== EXCERPT TO READ ==
··········
I don't know, because that was the only explanation I can come up with how Trump got his guys in line.
Well, one of the big problems here, and by the way, I want to give everyone practical advice very, very quickly.
And we're very good at diagnosing the problems and predicting future problems.
I want to also start sprinkling in some practical advice.
First and foremost, You have to start talking with other people you work with.
I don't care what line of work you're in.
You need to have conversations about how you're being treated.
You need to have conversations about how much you're getting paid.
Because they use the siloing and alienation of these jobs to keep you from comparing notes.
And getting on the same page.
People have to start doing that.
And people are terrified to do it.
And telecommuting has made it to where, like, you never even see people that you work with.
You know what I mean?
You have to make a concentrated effort to come into a consciousness with the other people that you work with.
Otherwise, you're just going to get wrote out.
And that's what unions used to be.
It was the place where you could meet and talk and compare notes.
That shared space has been gotten rid of.
So talk to people that you work with and develop trust between each other.
What I will say, though, and I think you're exactly right.
Trump was one of those situations where he put the fear of God in the Republican Party.
Some of them wanted to lick his boots and other people were afraid of the boot.
Right.
And then they licked the boot because they were afraid of the boot.
One of the things that has happened and one of the reasons we've reached this point in this country is because the political parties have carved up the electorate.
And by the way, thank you Richard Milhouse Nixon, who created this.
Before Nixon, presidents and politicians wanted to reach out.
They wanted to find more voters.
Here's what I'm gonna do if you vote for me.
Here are the future things that are gonna get there.
Richard Nixon was like, fuck that.
I don't like people.
I only want the number of people I need to get elected.
··········
Write the next part of the excerpt on coworkers, unions, and party politics, picking up after its final sentence. The rows that come next have nothing to do with the excerpt on coworkers, unions, and party politics.

== DATA ==
··········
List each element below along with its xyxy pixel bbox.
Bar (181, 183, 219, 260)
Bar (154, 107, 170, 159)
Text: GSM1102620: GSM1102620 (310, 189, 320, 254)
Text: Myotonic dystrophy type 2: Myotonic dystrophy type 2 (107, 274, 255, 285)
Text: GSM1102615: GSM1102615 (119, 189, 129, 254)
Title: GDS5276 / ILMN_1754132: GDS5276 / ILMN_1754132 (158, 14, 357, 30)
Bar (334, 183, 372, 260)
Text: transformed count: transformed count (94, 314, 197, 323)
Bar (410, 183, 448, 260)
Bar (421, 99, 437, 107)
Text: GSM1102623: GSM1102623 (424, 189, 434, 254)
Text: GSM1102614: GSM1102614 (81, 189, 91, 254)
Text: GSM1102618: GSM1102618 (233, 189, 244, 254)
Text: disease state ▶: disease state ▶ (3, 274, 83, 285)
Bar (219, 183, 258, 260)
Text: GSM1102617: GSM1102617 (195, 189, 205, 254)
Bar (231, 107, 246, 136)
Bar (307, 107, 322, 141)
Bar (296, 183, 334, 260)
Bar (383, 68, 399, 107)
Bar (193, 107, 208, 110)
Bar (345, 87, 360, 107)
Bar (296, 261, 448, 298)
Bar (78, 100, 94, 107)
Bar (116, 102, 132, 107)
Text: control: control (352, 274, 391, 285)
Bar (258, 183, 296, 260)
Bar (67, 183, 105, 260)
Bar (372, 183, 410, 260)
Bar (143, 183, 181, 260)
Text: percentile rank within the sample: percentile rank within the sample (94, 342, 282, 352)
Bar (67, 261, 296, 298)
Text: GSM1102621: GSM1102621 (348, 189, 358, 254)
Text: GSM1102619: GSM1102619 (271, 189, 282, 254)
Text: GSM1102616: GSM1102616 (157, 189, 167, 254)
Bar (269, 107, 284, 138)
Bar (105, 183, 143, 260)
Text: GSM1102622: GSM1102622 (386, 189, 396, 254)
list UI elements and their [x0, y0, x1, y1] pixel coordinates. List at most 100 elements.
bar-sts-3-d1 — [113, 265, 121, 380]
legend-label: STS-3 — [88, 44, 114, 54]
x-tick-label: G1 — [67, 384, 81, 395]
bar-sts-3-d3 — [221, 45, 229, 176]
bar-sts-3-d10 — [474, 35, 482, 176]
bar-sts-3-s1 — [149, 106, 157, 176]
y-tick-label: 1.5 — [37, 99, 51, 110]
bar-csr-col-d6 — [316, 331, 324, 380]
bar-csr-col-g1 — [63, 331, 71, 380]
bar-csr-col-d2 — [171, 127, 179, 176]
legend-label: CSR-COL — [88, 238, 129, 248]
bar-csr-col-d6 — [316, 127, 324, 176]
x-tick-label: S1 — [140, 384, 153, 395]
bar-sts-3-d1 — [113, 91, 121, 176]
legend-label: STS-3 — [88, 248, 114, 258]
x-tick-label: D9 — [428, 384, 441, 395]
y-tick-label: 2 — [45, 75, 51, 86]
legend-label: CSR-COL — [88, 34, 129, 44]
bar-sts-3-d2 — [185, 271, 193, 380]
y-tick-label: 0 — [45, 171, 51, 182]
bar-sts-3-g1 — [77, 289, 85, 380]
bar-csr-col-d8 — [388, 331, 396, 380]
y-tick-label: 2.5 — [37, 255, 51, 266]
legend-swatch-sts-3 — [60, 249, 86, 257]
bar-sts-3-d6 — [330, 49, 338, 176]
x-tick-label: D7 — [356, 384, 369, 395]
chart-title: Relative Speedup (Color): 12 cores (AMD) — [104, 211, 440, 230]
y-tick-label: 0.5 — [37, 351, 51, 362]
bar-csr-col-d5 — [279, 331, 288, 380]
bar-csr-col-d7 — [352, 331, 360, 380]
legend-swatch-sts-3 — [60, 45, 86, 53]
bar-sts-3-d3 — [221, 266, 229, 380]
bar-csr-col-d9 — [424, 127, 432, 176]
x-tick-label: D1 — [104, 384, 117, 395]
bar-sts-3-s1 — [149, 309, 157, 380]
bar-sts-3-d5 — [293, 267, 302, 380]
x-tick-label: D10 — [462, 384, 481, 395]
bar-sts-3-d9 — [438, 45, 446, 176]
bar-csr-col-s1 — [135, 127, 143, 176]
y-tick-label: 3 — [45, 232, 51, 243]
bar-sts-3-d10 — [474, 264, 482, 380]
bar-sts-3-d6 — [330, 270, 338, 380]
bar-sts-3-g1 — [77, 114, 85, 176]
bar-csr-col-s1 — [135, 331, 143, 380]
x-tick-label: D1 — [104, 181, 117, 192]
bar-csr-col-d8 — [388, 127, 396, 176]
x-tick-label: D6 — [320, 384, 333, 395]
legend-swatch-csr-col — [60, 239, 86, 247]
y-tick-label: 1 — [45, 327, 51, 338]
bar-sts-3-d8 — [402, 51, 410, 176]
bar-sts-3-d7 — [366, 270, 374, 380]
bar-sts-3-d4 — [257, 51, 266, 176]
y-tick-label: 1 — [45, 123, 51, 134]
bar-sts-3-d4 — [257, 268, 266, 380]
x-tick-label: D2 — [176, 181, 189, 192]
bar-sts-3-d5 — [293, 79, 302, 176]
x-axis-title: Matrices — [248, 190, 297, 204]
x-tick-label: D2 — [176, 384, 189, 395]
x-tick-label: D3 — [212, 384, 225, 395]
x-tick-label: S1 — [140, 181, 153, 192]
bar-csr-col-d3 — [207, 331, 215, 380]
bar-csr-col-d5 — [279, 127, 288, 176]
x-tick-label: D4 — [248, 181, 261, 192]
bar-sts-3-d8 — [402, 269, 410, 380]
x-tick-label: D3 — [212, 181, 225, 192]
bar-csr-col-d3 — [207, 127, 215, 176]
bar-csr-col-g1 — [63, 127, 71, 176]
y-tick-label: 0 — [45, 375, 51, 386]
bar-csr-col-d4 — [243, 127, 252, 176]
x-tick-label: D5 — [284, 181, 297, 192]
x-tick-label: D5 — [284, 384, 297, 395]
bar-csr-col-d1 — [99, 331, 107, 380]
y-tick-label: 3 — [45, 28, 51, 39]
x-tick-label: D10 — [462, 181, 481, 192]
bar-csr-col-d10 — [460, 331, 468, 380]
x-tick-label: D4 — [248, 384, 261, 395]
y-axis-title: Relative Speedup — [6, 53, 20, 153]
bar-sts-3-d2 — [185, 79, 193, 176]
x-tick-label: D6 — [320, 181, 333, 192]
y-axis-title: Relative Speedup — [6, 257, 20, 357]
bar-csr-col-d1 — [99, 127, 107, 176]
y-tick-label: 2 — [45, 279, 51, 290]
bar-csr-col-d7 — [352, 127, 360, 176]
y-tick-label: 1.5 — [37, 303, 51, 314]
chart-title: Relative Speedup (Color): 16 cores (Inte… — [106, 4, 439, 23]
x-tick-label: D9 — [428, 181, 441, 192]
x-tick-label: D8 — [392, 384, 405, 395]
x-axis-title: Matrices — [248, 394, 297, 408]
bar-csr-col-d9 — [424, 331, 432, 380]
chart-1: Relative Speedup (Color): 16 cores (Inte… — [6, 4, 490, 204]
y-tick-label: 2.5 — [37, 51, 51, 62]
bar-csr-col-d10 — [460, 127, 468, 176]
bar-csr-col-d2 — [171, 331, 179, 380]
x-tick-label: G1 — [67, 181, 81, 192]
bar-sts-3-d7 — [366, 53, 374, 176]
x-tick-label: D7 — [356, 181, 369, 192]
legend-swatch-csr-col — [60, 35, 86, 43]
··········
== ANSWER BOX ==
The Republican Party engineered that and pioneered it, and the Democratic Party followed very closely behind.
So we now have reached this point where the turkey is carved up, and it's a very specific carved up.
Well, guess what?
You don't have to live that way.
That is a mindset, right?
So here's the thing.
If you start telling Americans you're being exploited, you're not being paid enough, you're being worked too hard, guess what?
Some of the anti-vaxxers, some of the Trump supporters, some of those people that right now are locked into that mindset, that's their reality.
You know what I mean?
Like, I have to assume, and I don't mean to make assumptions about this, this Frito-Lay place is in Kansas.
I have to assume that there are some people who drive to work to this Frito-Lay place, and they have some Trump bumper stickers.
They have some fuck Joe Biden bumper stickers.
But guess what they're thinking?
And they're listening to Lee Greenwood in the parking lot.
And you know why I know that?
Because these are my people now.
These are the people I grew up with that I love and I care about.
And I have to tell you something.
Those people with Trump stickers, those people with Fuck Joe Biden stickers, that are on strike right now, if you start telling them that they're on the right side of this issue, they might be interested in some unions.
You know what I mean?
They might be interested in some left-wing ideals.
It goes back.
Materialism and your conditions in your life are what make you do things.
It's what I said whenever Biden got elected.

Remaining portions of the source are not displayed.